Stored data
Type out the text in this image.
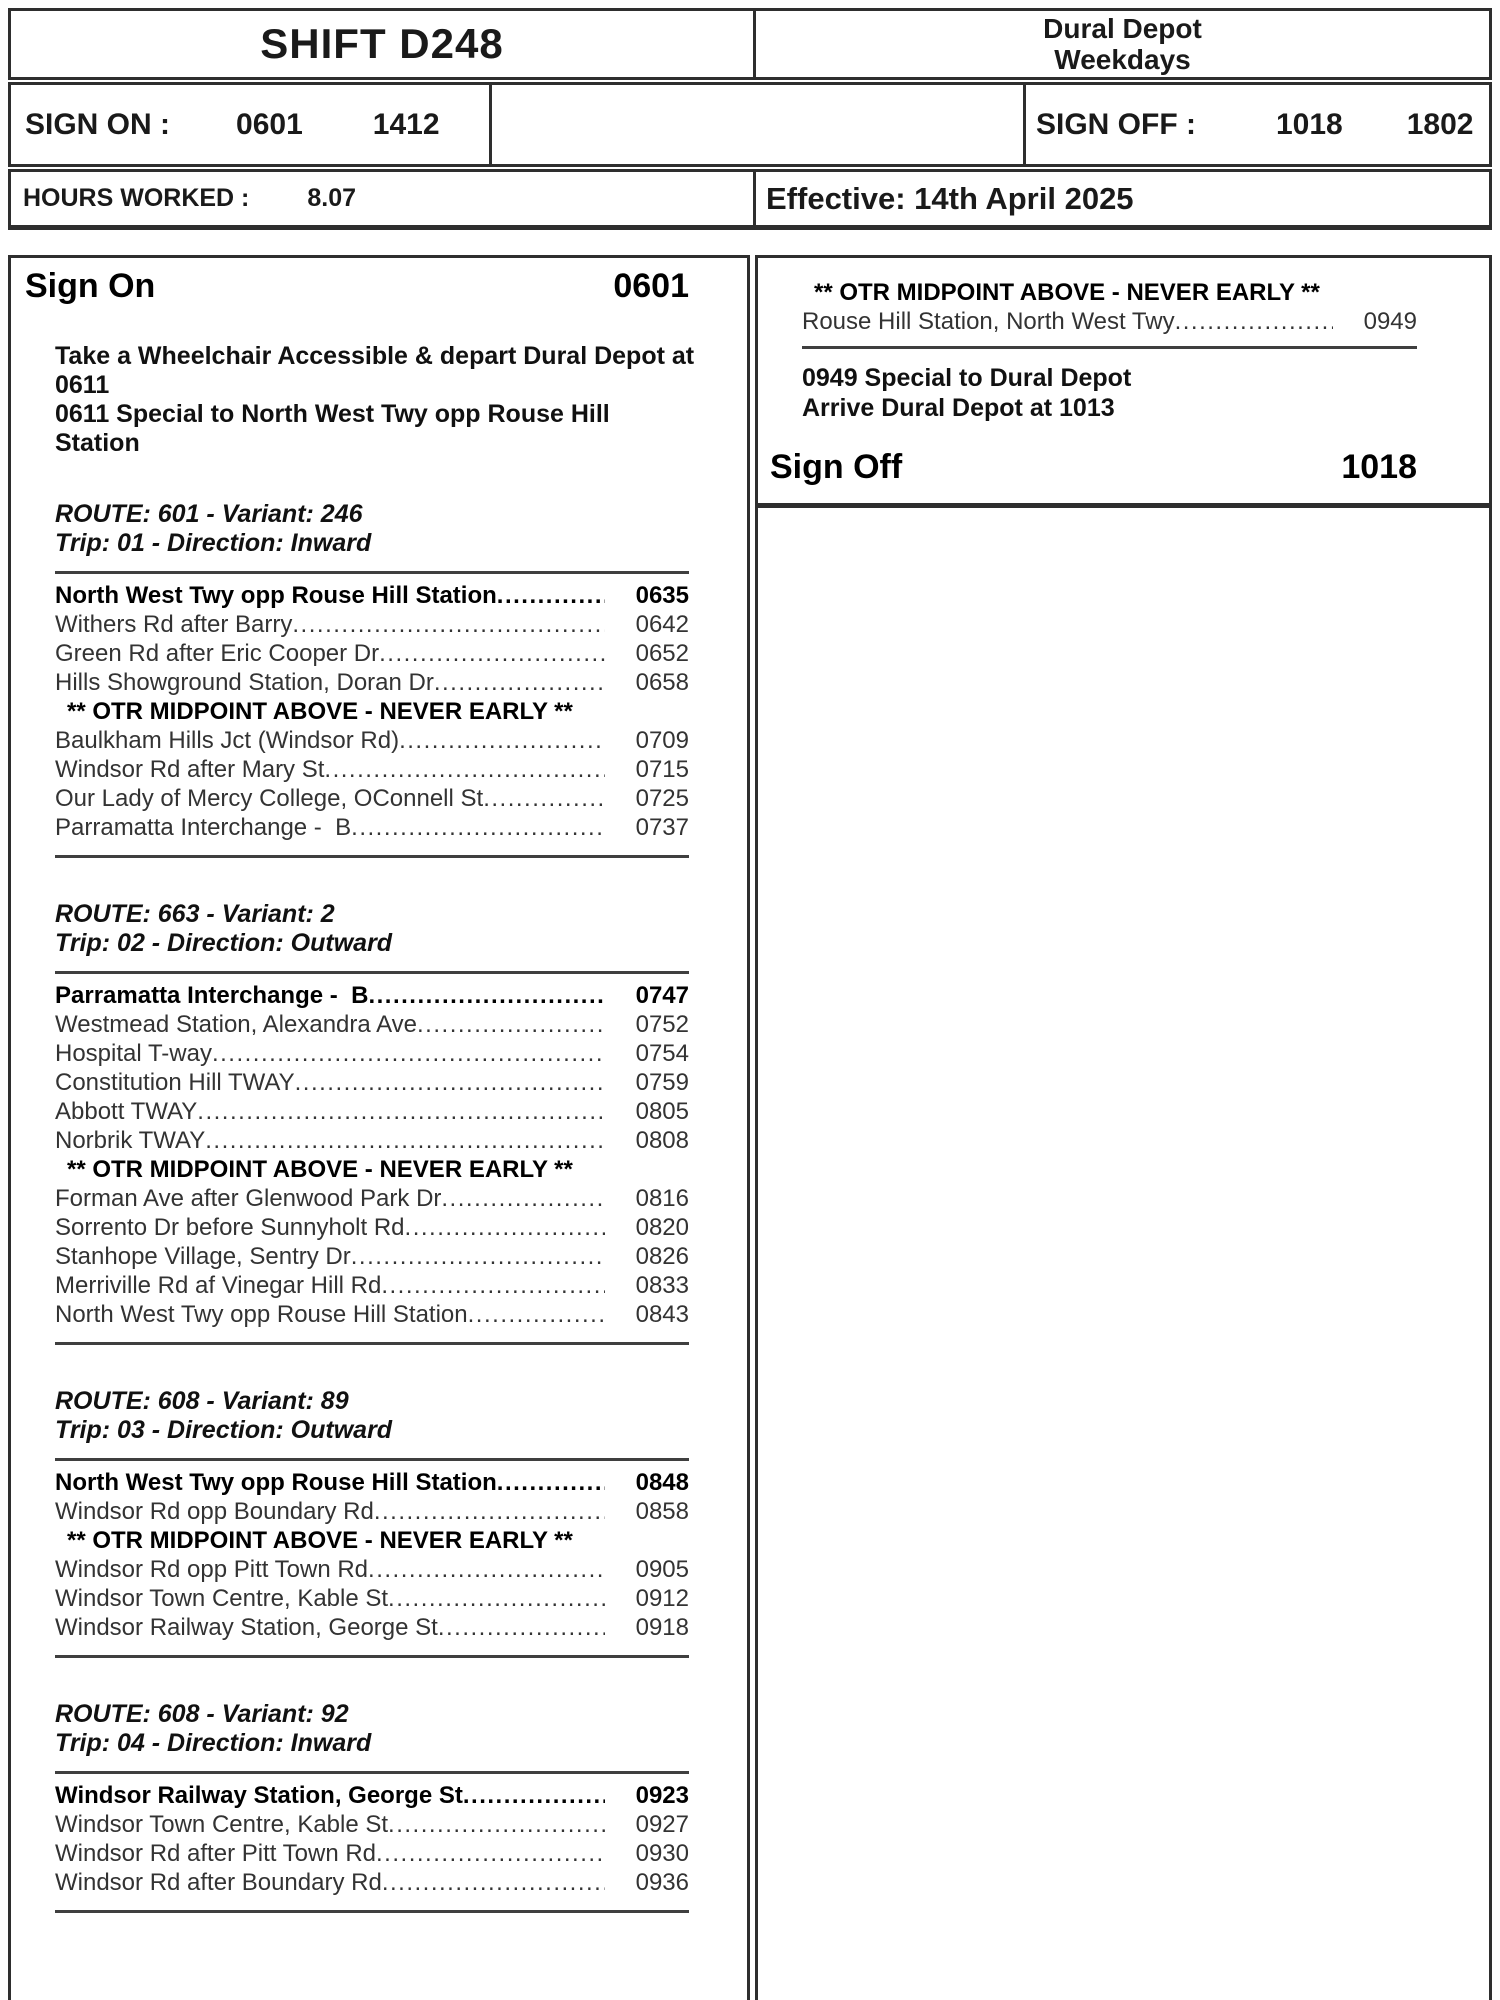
SHIFT D248	Dural Depot
Weekdays
SIGN ON : 0601 1412	SIGN OFF :	1018 1802
HOURS WORKED : 8.07	Effective: 14th April 2025
Sign On	0601
Take a Wheelchair Accessible & depart Dural Depot at
0611
0611 Special to North West Twy opp Rouse Hill
Station
ROUTE: 601 - Variant: 246
Trip: 01 - Direction: Inward
North West Twy opp Rouse Hill Station .....	0635
Withers Rd after Barry .....	0642
Green Rd after Eric Cooper Dr .....	0652
Hills Showground Station, Doran Dr .....	0658
** OTR MIDPOINT ABOVE - NEVER EARLY **
Baulkham Hills Jct (Windsor Rd) .....	0709
Windsor Rd after Mary St .....	0715
Our Lady of Mercy College, OConnell St .....	0725
Parramatta Interchange -  B .....	0737
ROUTE: 663 - Variant: 2
Trip: 02 - Direction: Outward
Parramatta Interchange -  B .....	0747
Westmead Station, Alexandra Ave .....	0752
Hospital T-way .....	0754
Constitution Hill TWAY .....	0759
Abbott TWAY .....	0805
Norbrik TWAY .....	0808
** OTR MIDPOINT ABOVE - NEVER EARLY **
Forman Ave after Glenwood Park Dr .....	0816
Sorrento Dr before Sunnyholt Rd .....	0820
Stanhope Village, Sentry Dr .....	0826
Merriville Rd af Vinegar Hill Rd .....	0833
North West Twy opp Rouse Hill Station .....	0843
ROUTE: 608 - Variant: 89
Trip: 03 - Direction: Outward
North West Twy opp Rouse Hill Station .....	0848
Windsor Rd opp Boundary Rd .....	0858
** OTR MIDPOINT ABOVE - NEVER EARLY **
Windsor Rd opp Pitt Town Rd .....	0905
Windsor Town Centre, Kable St .....	0912
Windsor Railway Station, George St .....	0918
ROUTE: 608 - Variant: 92
Trip: 04 - Direction: Inward
Windsor Railway Station, George St .....	0923
Windsor Town Centre, Kable St .....	0927
Windsor Rd after Pitt Town Rd .....	0930
Windsor Rd after Boundary Rd .....	0936
** OTR MIDPOINT ABOVE - NEVER EARLY **
Rouse Hill Station, North West Twy .....	0949
0949 Special to Dural Depot
Arrive Dural Depot at 1013
Sign Off	1018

§ **STATED PROBLEM**
Retype every record above exactly as written, but leave out the pictures.

§ **FULL ANSWER**
Type out the text in this image.
SHIFT D248	Dural Depot
Weekdays
SIGN ON : 0601 1412	SIGN OFF :	1018 1802
HOURS WORKED : 8.07	Effective: 14th April 2025
Sign On	0601
Take a Wheelchair Accessible & depart Dural Depot at
0611
0611 Special to North West Twy opp Rouse Hill
Station
ROUTE: 601 - Variant: 246
Trip: 01 - Direction: Inward
North West Twy opp Rouse Hill Station .....	0635
Withers Rd after Barry .....	0642
Green Rd after Eric Cooper Dr .....	0652
Hills Showground Station, Doran Dr .....	0658
** OTR MIDPOINT ABOVE - NEVER EARLY **
Baulkham Hills Jct (Windsor Rd) .....	0709
Windsor Rd after Mary St .....	0715
Our Lady of Mercy College, OConnell St .....	0725
Parramatta Interchange -  B .....	0737
ROUTE: 663 - Variant: 2
Trip: 02 - Direction: Outward
Parramatta Interchange -  B .....	0747
Westmead Station, Alexandra Ave .....	0752
Hospital T-way .....	0754
Constitution Hill TWAY .....	0759
Abbott TWAY .....	0805
Norbrik TWAY .....	0808
** OTR MIDPOINT ABOVE - NEVER EARLY **
Forman Ave after Glenwood Park Dr .....	0816
Sorrento Dr before Sunnyholt Rd .....	0820
Stanhope Village, Sentry Dr .....	0826
Merriville Rd af Vinegar Hill Rd .....	0833
North West Twy opp Rouse Hill Station .....	0843
ROUTE: 608 - Variant: 89
Trip: 03 - Direction: Outward
North West Twy opp Rouse Hill Station .....	0848
Windsor Rd opp Boundary Rd .....	0858
** OTR MIDPOINT ABOVE - NEVER EARLY **
Windsor Rd opp Pitt Town Rd .....	0905
Windsor Town Centre, Kable St .....	0912
Windsor Railway Station, George St .....	0918
ROUTE: 608 - Variant: 92
Trip: 04 - Direction: Inward
Windsor Railway Station, George St .....	0923
Windsor Town Centre, Kable St .....	0927
Windsor Rd after Pitt Town Rd .....	0930
Windsor Rd after Boundary Rd .....	0936
** OTR MIDPOINT ABOVE - NEVER EARLY **
Rouse Hill Station, North West Twy .....	0949
0949 Special to Dural Depot
Arrive Dural Depot at 1013
Sign Off	1018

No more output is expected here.